It is possible (via shutdown()) for TCP socks to go through TCP_CLOSE
state via tcp_dosconnect() without actually calling tcp_close which
would then call the tls close callback. Because of this a user could
disconnect a socket then put it in a LISTEN state which would break
our assumptions about sockets always being ESTABLISHED state.

More directly because close() can call unhash() and unhash is
implemented by sockmap if a sockmap socket has TLS enabled we can
incorrectly destroy the psock from unhash() and then call its close
handler again. But because the psock (sockmap socket representation)
is already destroyed we call close handler in sk->prot. However,
in some cases (TLS BASE/BASE case) this will still point at the
sockmap close handler resulting in a circular call and crash reported
by syzbot.

To fix both above issues implement the unhash() routine for TLS.

Fixes: 3c4d7559159bf ("tls: kernel TLS support")

▶ **COLLECTED DATA**:
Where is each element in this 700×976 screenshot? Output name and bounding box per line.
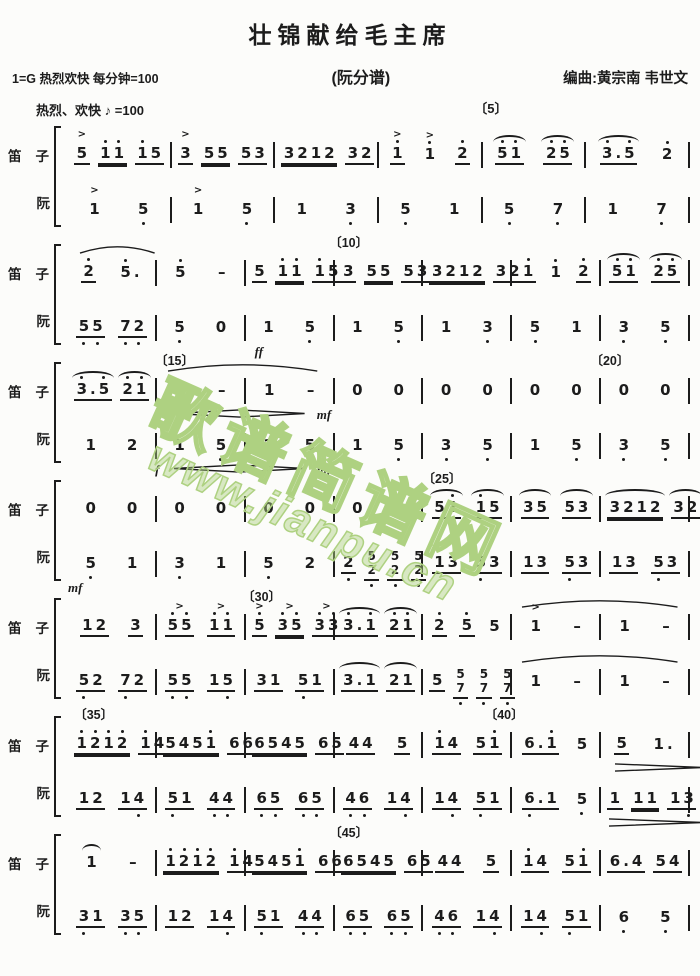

▶ **STATED EXERCISE**:
According to the TLS socket text, what does the fix implement to address both issues? The listing is separate from the TLS socket text.

▶ **FINAL RESULT**:
It implements the unhash() routine for TLS.